### SHORT EXERCISE:
Copy all lines below exactly as written. Leave pictures out.

** BEGIN MATERIALS PROVIDED **

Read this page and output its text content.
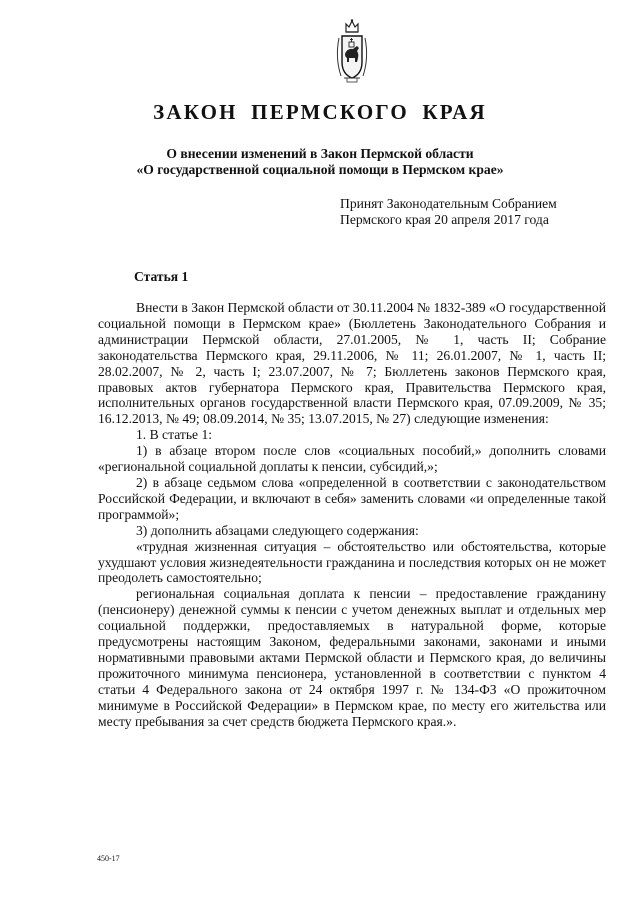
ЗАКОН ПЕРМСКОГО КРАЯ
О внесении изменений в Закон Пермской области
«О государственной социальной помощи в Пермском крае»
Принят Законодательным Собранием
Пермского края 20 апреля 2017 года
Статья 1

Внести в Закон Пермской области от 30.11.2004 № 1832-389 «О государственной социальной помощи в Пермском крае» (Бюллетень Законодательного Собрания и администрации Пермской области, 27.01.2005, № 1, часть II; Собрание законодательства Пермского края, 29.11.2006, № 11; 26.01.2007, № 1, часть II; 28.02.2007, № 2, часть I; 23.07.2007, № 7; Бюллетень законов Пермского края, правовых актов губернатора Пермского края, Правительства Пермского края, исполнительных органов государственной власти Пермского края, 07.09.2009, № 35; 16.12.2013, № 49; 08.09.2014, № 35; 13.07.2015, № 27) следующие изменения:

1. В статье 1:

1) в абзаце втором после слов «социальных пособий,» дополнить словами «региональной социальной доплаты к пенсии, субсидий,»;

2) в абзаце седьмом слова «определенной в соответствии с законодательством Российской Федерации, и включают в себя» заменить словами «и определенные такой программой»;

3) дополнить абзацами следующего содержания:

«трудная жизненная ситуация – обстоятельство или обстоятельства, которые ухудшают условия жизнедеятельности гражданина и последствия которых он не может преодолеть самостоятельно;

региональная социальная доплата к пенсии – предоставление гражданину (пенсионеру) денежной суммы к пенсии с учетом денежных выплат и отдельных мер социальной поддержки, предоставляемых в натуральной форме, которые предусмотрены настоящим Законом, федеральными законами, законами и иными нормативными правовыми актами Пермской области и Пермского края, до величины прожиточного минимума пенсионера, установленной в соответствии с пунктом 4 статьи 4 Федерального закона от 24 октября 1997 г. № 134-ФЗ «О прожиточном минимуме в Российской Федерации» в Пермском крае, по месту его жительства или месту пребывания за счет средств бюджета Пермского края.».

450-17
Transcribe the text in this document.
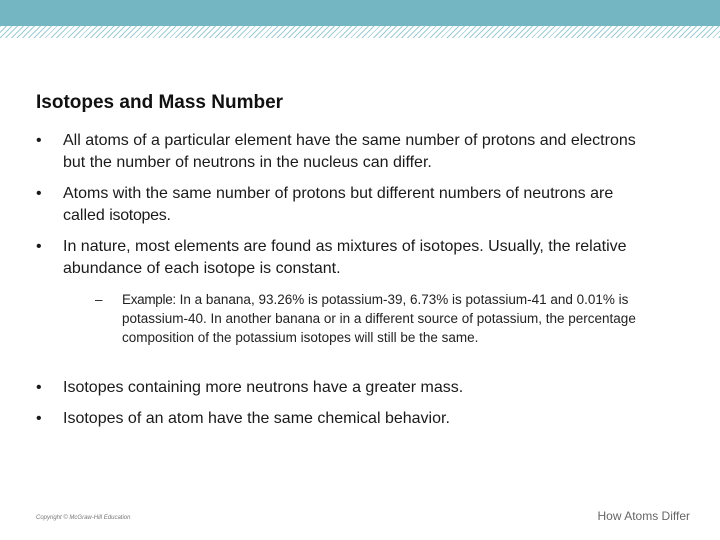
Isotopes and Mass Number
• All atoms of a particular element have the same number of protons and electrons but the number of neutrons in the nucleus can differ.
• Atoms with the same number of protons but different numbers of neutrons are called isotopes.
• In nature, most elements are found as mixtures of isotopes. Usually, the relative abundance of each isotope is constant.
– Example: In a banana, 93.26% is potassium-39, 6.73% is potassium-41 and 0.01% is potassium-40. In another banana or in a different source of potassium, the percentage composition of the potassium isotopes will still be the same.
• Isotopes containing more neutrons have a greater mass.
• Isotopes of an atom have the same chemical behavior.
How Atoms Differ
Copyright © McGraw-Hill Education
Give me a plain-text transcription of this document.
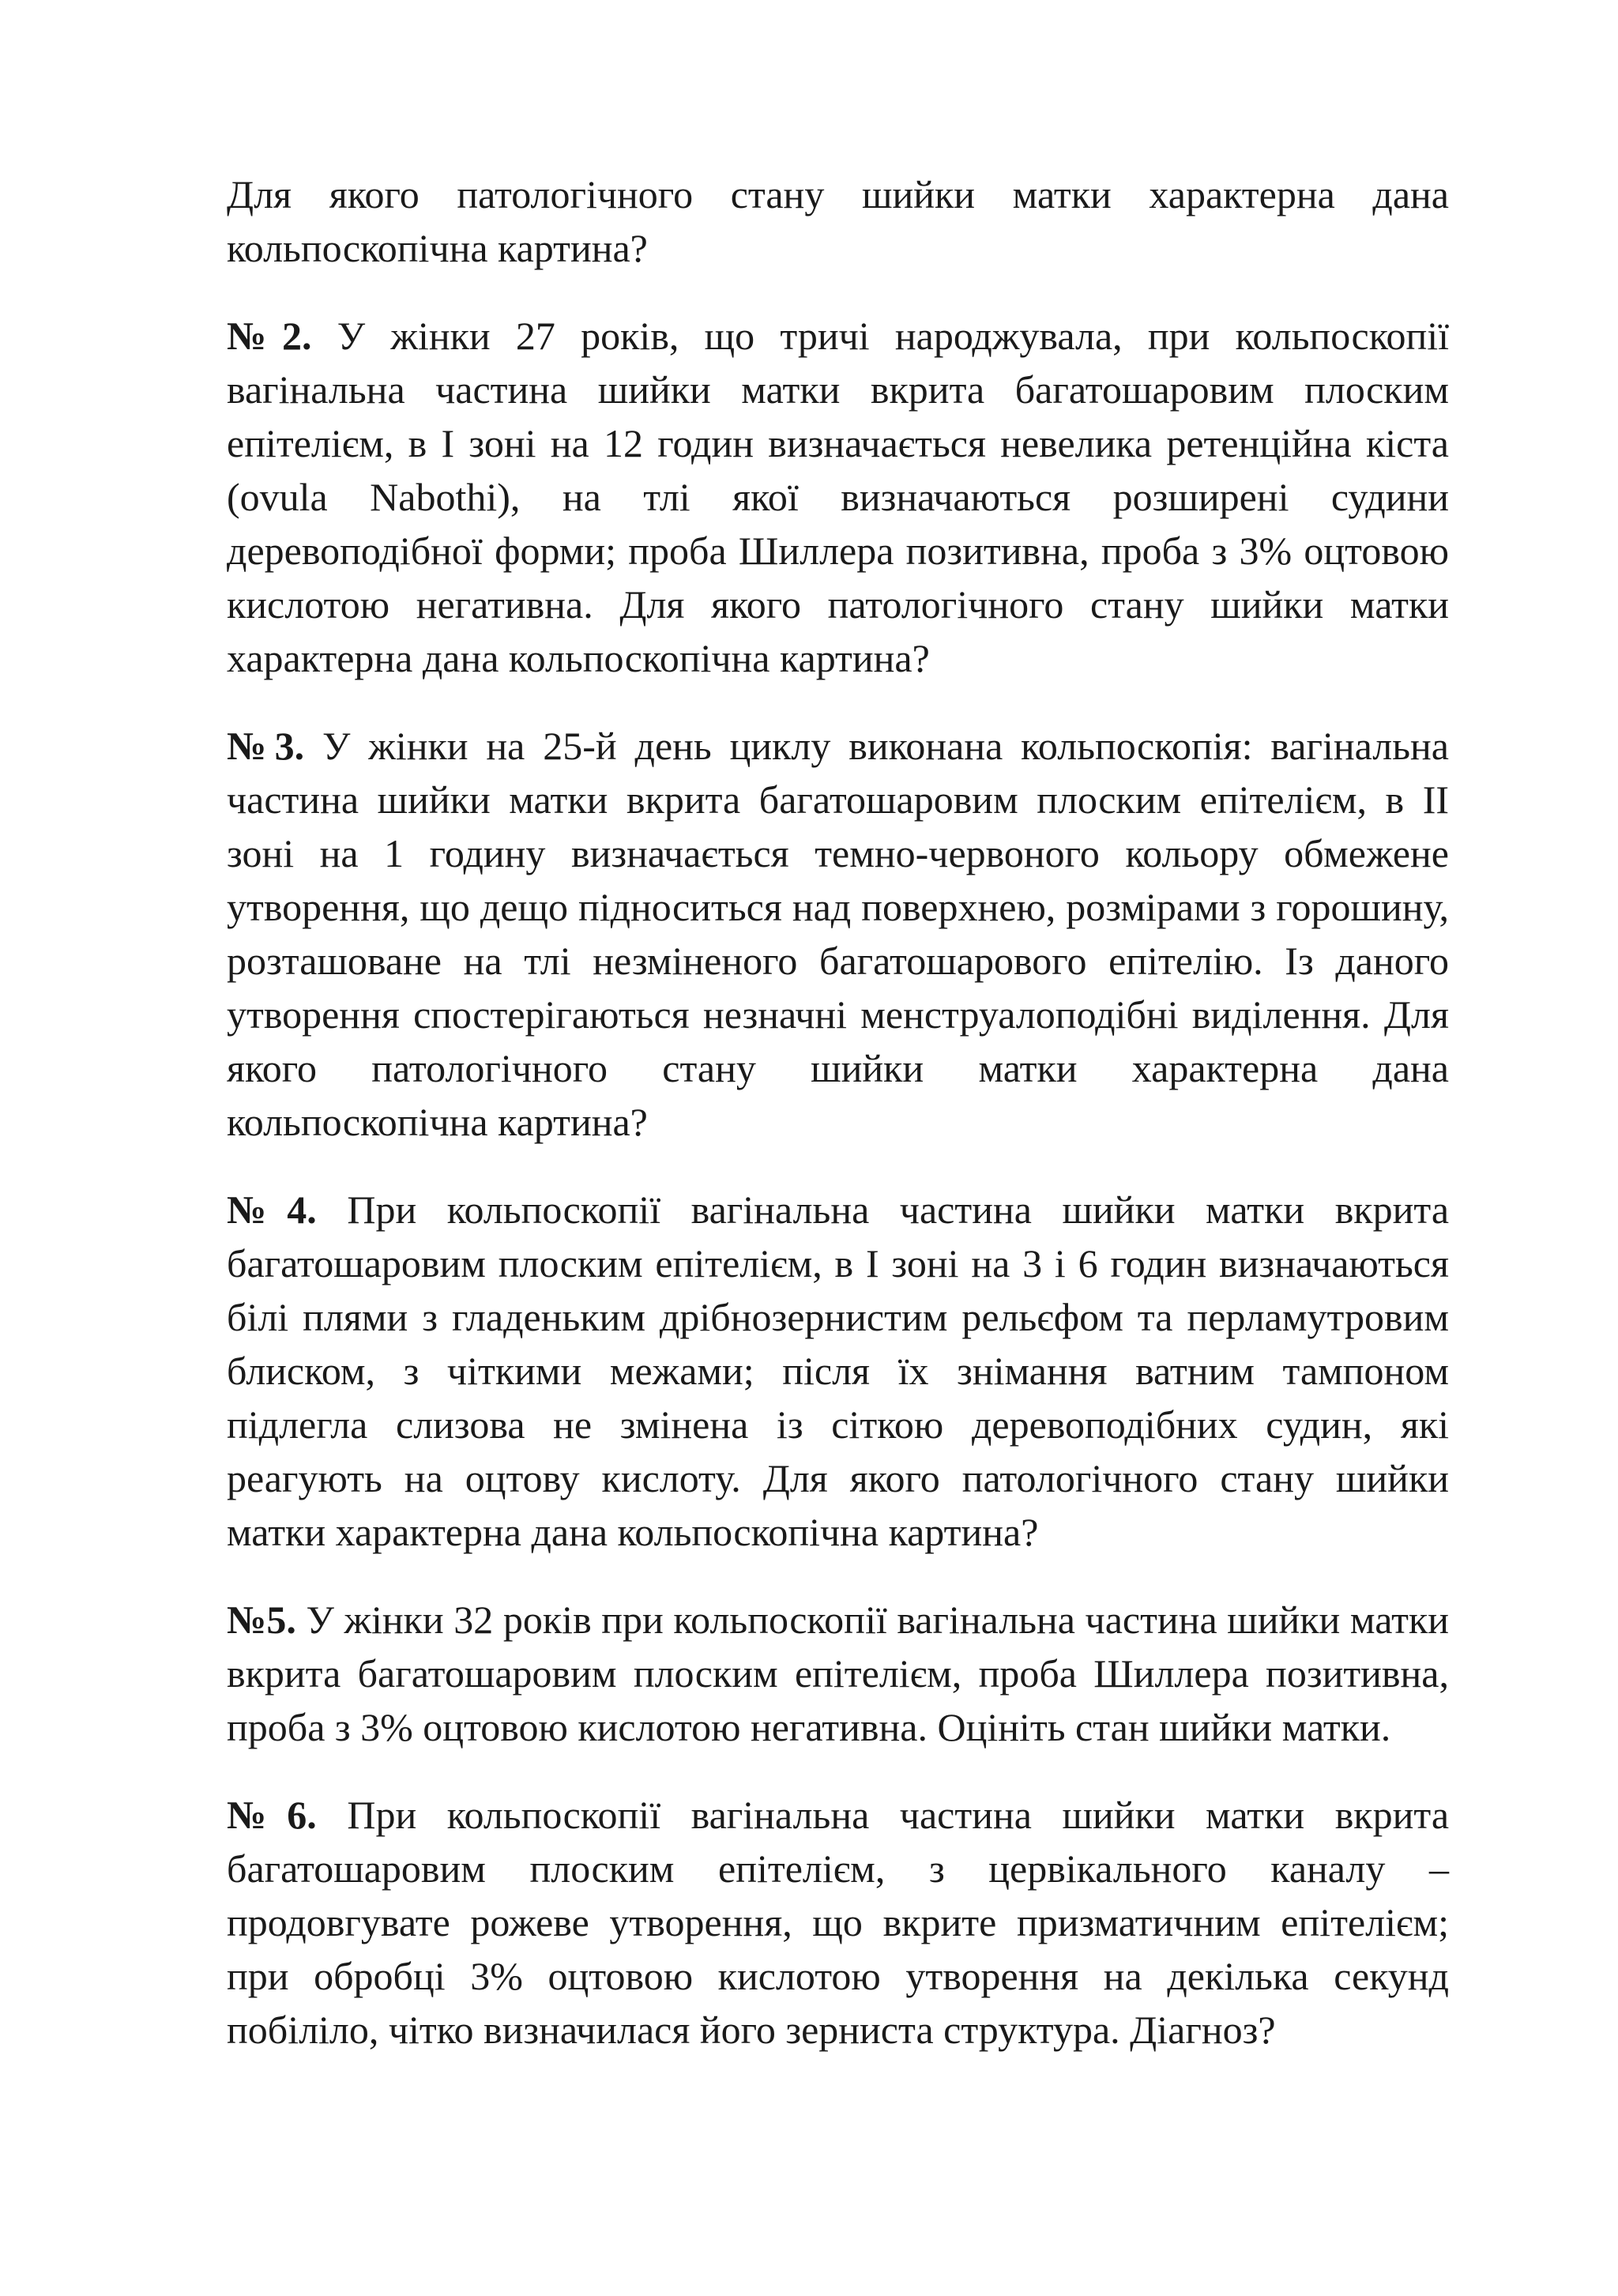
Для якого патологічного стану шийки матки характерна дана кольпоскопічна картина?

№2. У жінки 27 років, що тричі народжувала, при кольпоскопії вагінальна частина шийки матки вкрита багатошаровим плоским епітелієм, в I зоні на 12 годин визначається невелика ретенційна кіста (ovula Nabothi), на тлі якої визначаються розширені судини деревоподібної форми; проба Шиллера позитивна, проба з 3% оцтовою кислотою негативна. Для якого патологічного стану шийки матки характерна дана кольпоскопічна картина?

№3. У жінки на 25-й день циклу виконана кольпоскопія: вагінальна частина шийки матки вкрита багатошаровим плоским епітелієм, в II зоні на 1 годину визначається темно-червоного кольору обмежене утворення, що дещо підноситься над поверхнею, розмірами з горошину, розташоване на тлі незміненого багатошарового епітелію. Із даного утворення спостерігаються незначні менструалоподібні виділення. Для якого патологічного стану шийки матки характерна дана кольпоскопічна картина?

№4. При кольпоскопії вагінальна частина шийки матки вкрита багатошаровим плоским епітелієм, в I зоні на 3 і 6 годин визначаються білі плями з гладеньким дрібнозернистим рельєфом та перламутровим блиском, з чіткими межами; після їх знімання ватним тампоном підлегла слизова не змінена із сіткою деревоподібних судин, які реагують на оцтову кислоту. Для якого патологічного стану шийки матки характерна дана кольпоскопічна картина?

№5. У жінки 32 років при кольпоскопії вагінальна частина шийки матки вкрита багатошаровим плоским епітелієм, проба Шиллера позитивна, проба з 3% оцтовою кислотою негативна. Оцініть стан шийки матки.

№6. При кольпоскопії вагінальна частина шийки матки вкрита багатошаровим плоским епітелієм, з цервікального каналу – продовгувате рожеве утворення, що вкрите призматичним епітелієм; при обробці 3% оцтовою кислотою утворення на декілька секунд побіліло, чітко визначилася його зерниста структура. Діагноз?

** END MATERIALS PROVIDED **

### TASK RESULT:
Read this page and output its text content.
ЗАКОН ПЕРМСКОГО КРАЯ
О внесении изменений в Закон Пермской области
«О государственной социальной помощи в Пермском крае»
Принят Законодательным Собранием
Пермского края 20 апреля 2017 года
Статья 1

Внести в Закон Пермской области от 30.11.2004 № 1832-389 «О государственной социальной помощи в Пермском крае» (Бюллетень Законодательного Собрания и администрации Пермской области, 27.01.2005, № 1, часть II; Собрание законодательства Пермского края, 29.11.2006, № 11; 26.01.2007, № 1, часть II; 28.02.2007, № 2, часть I; 23.07.2007, № 7; Бюллетень законов Пермского края, правовых актов губернатора Пермского края, Правительства Пермского края, исполнительных органов государственной власти Пермского края, 07.09.2009, № 35; 16.12.2013, № 49; 08.09.2014, № 35; 13.07.2015, № 27) следующие изменения:

1. В статье 1:

1) в абзаце втором после слов «социальных пособий,» дополнить словами «региональной социальной доплаты к пенсии, субсидий,»;

2) в абзаце седьмом слова «определенной в соответствии с законодательством Российской Федерации, и включают в себя» заменить словами «и определенные такой программой»;

3) дополнить абзацами следующего содержания:

«трудная жизненная ситуация – обстоятельство или обстоятельства, которые ухудшают условия жизнедеятельности гражданина и последствия которых он не может преодолеть самостоятельно;

региональная социальная доплата к пенсии – предоставление гражданину (пенсионеру) денежной суммы к пенсии с учетом денежных выплат и отдельных мер социальной поддержки, предоставляемых в натуральной форме, которые предусмотрены настоящим Законом, федеральными законами, законами и иными нормативными правовыми актами Пермской области и Пермского края, до величины прожиточного минимума пенсионера, установленной в соответствии с пунктом 4 статьи 4 Федерального закона от 24 октября 1997 г. № 134-ФЗ «О прожиточном минимуме в Российской Федерации» в Пермском крае, по месту его жительства или месту пребывания за счет средств бюджета Пермского края.».

450-17
Transcribe the text in this document.
Isotopes and Mass Number
• All atoms of a particular element have the same number of protons and electrons but the number of neutrons in the nucleus can differ.
• Atoms with the same number of protons but different numbers of neutrons are called isotopes.
• In nature, most elements are found as mixtures of isotopes. Usually, the relative abundance of each isotope is constant.
– Example: In a banana, 93.26% is potassium-39, 6.73% is potassium-41 and 0.01% is potassium-40. In another banana or in a different source of potassium, the percentage composition of the potassium isotopes will still be the same.
• Isotopes containing more neutrons have a greater mass.
• Isotopes of an atom have the same chemical behavior.
How Atoms Differ
Copyright © McGraw-Hill Education
Give me a plain-text transcription of this document.
Для якого патологічного стану шийки матки характерна дана кольпоскопічна картина?

№2. У жінки 27 років, що тричі народжувала, при кольпоскопії вагінальна частина шийки матки вкрита багатошаровим плоским епітелієм, в I зоні на 12 годин визначається невелика ретенційна кіста (ovula Nabothi), на тлі якої визначаються розширені судини деревоподібної форми; проба Шиллера позитивна, проба з 3% оцтовою кислотою негативна. Для якого патологічного стану шийки матки характерна дана кольпоскопічна картина?

№3. У жінки на 25-й день циклу виконана кольпоскопія: вагінальна частина шийки матки вкрита багатошаровим плоским епітелієм, в II зоні на 1 годину визначається темно-червоного кольору обмежене утворення, що дещо підноситься над поверхнею, розмірами з горошину, розташоване на тлі незміненого багатошарового епітелію. Із даного утворення спостерігаються незначні менструалоподібні виділення. Для якого патологічного стану шийки матки характерна дана кольпоскопічна картина?

№4. При кольпоскопії вагінальна частина шийки матки вкрита багатошаровим плоским епітелієм, в I зоні на 3 і 6 годин визначаються білі плями з гладеньким дрібнозернистим рельєфом та перламутровим блиском, з чіткими межами; після їх знімання ватним тампоном підлегла слизова не змінена із сіткою деревоподібних судин, які реагують на оцтову кислоту. Для якого патологічного стану шийки матки характерна дана кольпоскопічна картина?

№5. У жінки 32 років при кольпоскопії вагінальна частина шийки матки вкрита багатошаровим плоским епітелієм, проба Шиллера позитивна, проба з 3% оцтовою кислотою негативна. Оцініть стан шийки матки.

№6. При кольпоскопії вагінальна частина шийки матки вкрита багатошаровим плоским епітелієм, з цервікального каналу – продовгувате рожеве утворення, що вкрите призматичним епітелієм; при обробці 3% оцтовою кислотою утворення на декілька секунд побіліло, чітко визначилася його зерниста структура. Діагноз?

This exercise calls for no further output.